▶ [Required work] Output each line exactly as it appears, skipping any embedded picture.

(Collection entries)
——

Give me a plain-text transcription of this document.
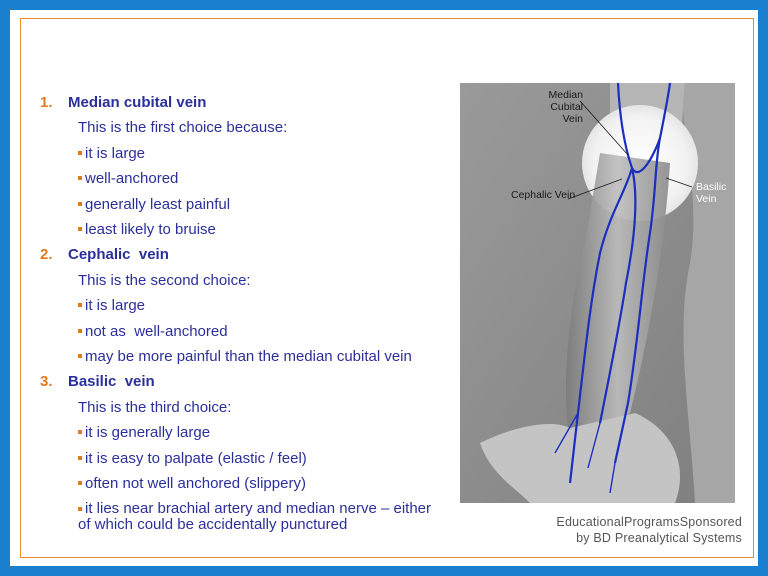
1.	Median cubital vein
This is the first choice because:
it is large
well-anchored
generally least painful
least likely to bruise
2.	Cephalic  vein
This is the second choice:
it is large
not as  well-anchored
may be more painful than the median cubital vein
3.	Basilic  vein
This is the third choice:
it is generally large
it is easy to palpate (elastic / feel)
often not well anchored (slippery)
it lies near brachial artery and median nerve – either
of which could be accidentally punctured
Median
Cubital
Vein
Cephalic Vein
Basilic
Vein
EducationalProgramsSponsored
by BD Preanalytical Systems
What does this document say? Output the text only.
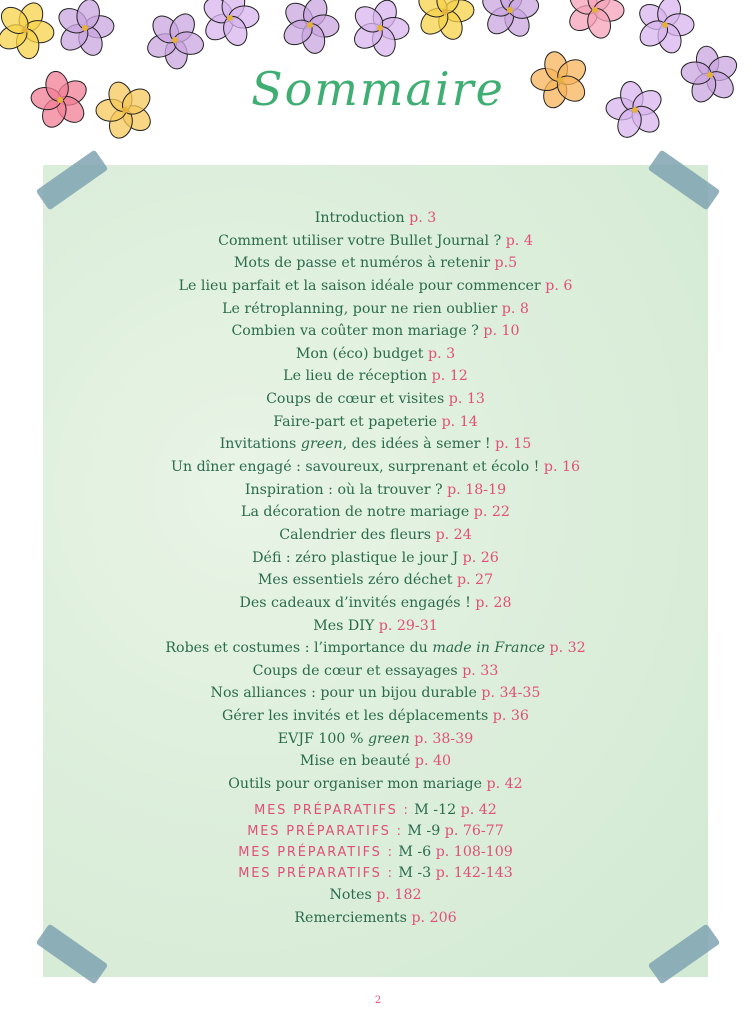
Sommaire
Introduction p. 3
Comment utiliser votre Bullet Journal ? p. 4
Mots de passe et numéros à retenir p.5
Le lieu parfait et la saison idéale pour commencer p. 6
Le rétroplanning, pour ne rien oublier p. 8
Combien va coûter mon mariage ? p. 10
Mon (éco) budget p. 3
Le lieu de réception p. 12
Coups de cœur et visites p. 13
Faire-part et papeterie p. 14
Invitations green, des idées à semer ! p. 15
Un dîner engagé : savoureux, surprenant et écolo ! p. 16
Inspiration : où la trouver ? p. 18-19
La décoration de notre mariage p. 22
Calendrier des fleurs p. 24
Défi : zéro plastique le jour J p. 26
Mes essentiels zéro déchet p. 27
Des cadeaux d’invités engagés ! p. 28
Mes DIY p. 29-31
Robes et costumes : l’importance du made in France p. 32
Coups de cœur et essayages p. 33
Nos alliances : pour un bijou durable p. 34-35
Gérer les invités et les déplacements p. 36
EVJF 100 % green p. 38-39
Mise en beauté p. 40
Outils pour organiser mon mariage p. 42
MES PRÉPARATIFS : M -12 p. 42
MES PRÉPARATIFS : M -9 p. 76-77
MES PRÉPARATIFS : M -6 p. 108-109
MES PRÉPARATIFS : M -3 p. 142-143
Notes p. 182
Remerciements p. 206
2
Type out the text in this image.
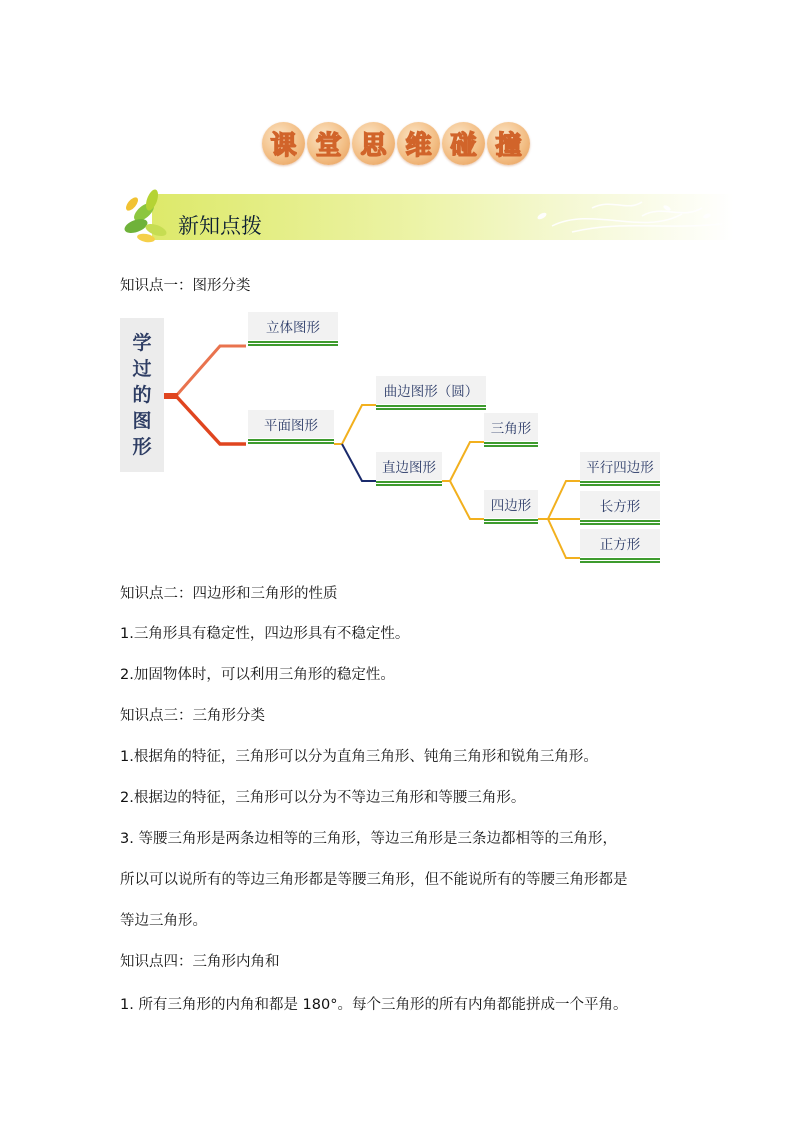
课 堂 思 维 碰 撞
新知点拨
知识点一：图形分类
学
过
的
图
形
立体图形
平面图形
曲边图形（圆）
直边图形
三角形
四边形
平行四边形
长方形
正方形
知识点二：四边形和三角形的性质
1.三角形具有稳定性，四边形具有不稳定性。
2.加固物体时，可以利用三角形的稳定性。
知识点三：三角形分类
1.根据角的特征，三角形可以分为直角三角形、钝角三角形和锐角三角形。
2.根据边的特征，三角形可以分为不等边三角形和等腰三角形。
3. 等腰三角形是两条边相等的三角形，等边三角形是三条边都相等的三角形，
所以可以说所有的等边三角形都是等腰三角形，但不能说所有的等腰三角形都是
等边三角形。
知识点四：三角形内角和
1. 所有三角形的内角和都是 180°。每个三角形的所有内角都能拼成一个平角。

——

▶ [Right answer]
Give me a plain-text transcription of this document.
1.	Median cubital vein
This is the first choice because:
it is large
well-anchored
generally least painful
least likely to bruise
2.	Cephalic  vein
This is the second choice:
it is large
not as  well-anchored
may be more painful than the median cubital vein
3.	Basilic  vein
This is the third choice:
it is generally large
it is easy to palpate (elastic / feel)
often not well anchored (slippery)
it lies near brachial artery and median nerve – either
of which could be accidentally punctured
Median
Cubital
Vein
Cephalic Vein
Basilic
Vein
EducationalProgramsSponsored
by BD Preanalytical Systems
What does this document say? Output the text only.
Sommaire
Introduction p. 3
Comment utiliser votre Bullet Journal ? p. 4
Mots de passe et numéros à retenir p.5
Le lieu parfait et la saison idéale pour commencer p. 6
Le rétroplanning, pour ne rien oublier p. 8
Combien va coûter mon mariage ? p. 10
Mon (éco) budget p. 3
Le lieu de réception p. 12
Coups de cœur et visites p. 13
Faire-part et papeterie p. 14
Invitations green, des idées à semer ! p. 15
Un dîner engagé : savoureux, surprenant et écolo ! p. 16
Inspiration : où la trouver ? p. 18-19
La décoration de notre mariage p. 22
Calendrier des fleurs p. 24
Défi : zéro plastique le jour J p. 26
Mes essentiels zéro déchet p. 27
Des cadeaux d’invités engagés ! p. 28
Mes DIY p. 29-31
Robes et costumes : l’importance du made in France p. 32
Coups de cœur et essayages p. 33
Nos alliances : pour un bijou durable p. 34-35
Gérer les invités et les déplacements p. 36
EVJF 100 % green p. 38-39
Mise en beauté p. 40
Outils pour organiser mon mariage p. 42
MES PRÉPARATIFS : M -12 p. 42
MES PRÉPARATIFS : M -9 p. 76-77
MES PRÉPARATIFS : M -6 p. 108-109
MES PRÉPARATIFS : M -3 p. 142-143
Notes p. 182
Remerciements p. 206
2
Type out the text in this image.
课 堂 思 维 碰 撞
新知点拨
知识点一：图形分类
学
过
的
图
形
立体图形
平面图形
曲边图形（圆）
直边图形
三角形
四边形
平行四边形
长方形
正方形
知识点二：四边形和三角形的性质
1.三角形具有稳定性，四边形具有不稳定性。
2.加固物体时，可以利用三角形的稳定性。
知识点三：三角形分类
1.根据角的特征，三角形可以分为直角三角形、钝角三角形和锐角三角形。
2.根据边的特征，三角形可以分为不等边三角形和等腰三角形。
3. 等腰三角形是两条边相等的三角形，等边三角形是三条边都相等的三角形，
所以可以说所有的等边三角形都是等腰三角形，但不能说所有的等腰三角形都是
等边三角形。
知识点四：三角形内角和
1. 所有三角形的内角和都是 180°。每个三角形的所有内角都能拼成一个平角。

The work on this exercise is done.